- [To be done]
**1.** In the article about the cannabis pardon roundtable, how many pardon recipients is Harris set to meet with on Friday?
**2.** From the article about the cannabis pardon roundtable, print the text from "Staff with the" up to and including "Moment on Wednesday.".
**3.** Carry on the article about Harris's meeting with cannabis pardon recipients, picking up after its last sentence.

- [Provided passage]
..............................

Vice President Kamala Harris will be meeting with cannabis pardon recipients at the White House on Friday to discuss their experiences under the president’s clemency proclamations, and Marijuana Moment has spoken exclusively to one of the invited participants.

Staff with the VP’s office started reaching out to people who were pardoned under President Joe Biden’s 2022 and 2023 proclamations earlier this year, taking meetings as officials worked to better understand how they’ve navigated the process, which has also involved Justice Department issuing certificates for the pardons.

On Friday, Harris is set to meet with three cannabis pardon recipients for a “roundtable conversation about marijuana reform” in which she will “highlight various actions that the Biden-Harris Administration has taken to advance long-overdue criminal justice reforms,” a White House official told Marijuana Moment on Wednesday.

“President Biden and Vice President Harris have consistently delivered on their pledge to advance justice reforms,” they said. “This includes pardoning tens of thousands of people for federal marijuana possession and commuting unjustly long sentences for nonviolent drug offense.”

..............................

- [Provided data]

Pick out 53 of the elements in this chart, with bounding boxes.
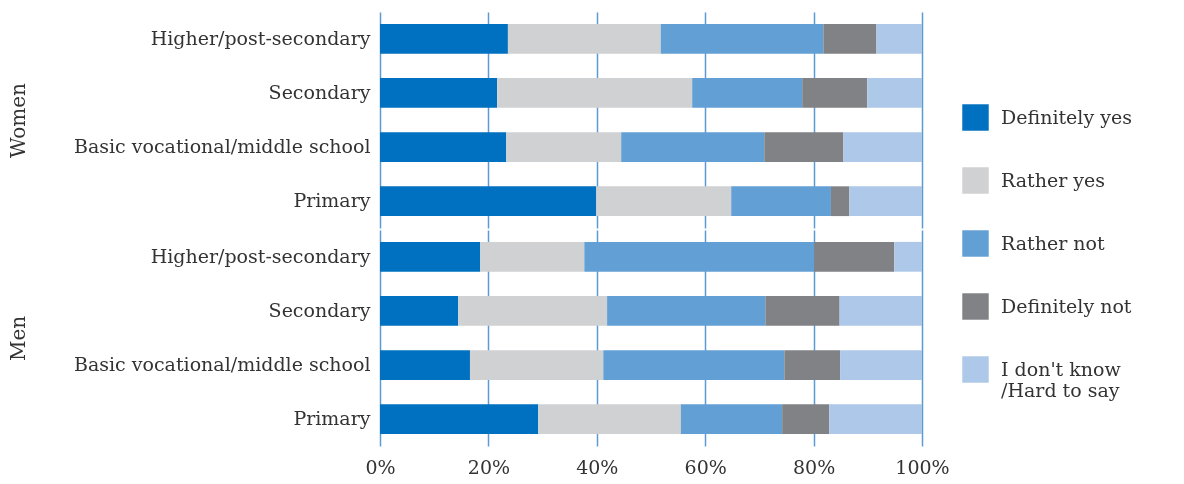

..............................

- [Responses for each task]
**1.** Three.

**2.**
Staff with the VP’s office started reaching out to people who were pardoned under President Joe Biden’s 2022 and 2023 proclamations earlier this year, taking meetings as officials worked to better understand how they’ve navigated the process, which has also involved Justice Department issuing certificates for the pardons.

On Friday, Harris is set to meet with three cannabis pardon recipients for a “roundtable conversation about marijuana reform” in which she will “highlight various actions that the Biden-Harris Administration has taken to advance long-overdue criminal justice reforms,” a White House official told Marijuana Moment on Wednesday.

**3.**
One of the individuals who will take part in Friday’s event is a longtime cannabis activist, Chris Goldstein, who recently received a pardon certificate from DOJ after being formally forgiven for a 2014 cannabis possession case during a protest advocating for federal marijuana policy reform.

“Three of us will discuss the real impact of our federal marijuana convictions and then getting our presidential pardons. Thousands of people are still eligible, and this event should help raise awareness for more people to apply,” Goldstein, who serves as a NORML regional organizer in New Jersey, Pennsylvania, and Delaware, told Marijuana Moment.

“We will help represent tens of millions of Americans who have been arrested for marijuana in nearly a century of prohibition,” he said. “A few grams of cannabis have been the premise of harassment and discrimination for untold millions more of us.”

Goldstein, who recently received a pardon certificate after being formally forgiven for a 2014 federal possession case, said that he met with U.S. Pardon Attorney Elizabeth Oyer over the last month to go over the logistics of the event. Oyer’s office has been overseeing the clemency certification process.

“President Nixon declared a war on people over the premise of drugs. As a Quaker I’m an optimist about civics and I’ve been working to end federal marijuana prohibition for 25 years,” Goldstein said on Wednesday. “So it’s an honor to be invited into the White House in 2024 as President Biden and Vice President Harris looks towards the future of cannabis policy.”

“As an old activist, getting invited to the White House has made me turn from Ron Swanson to Leslie Knope in about a week,” he said. “My index cards are prepared.”

Also participating in Friday’s event will be Kentucky Gov. Andy Beshear (D), who has taken executive action to reform marijuana laws in his state. Rapper Fat Joe will also be involved in the roundtable, as Reuters first reported.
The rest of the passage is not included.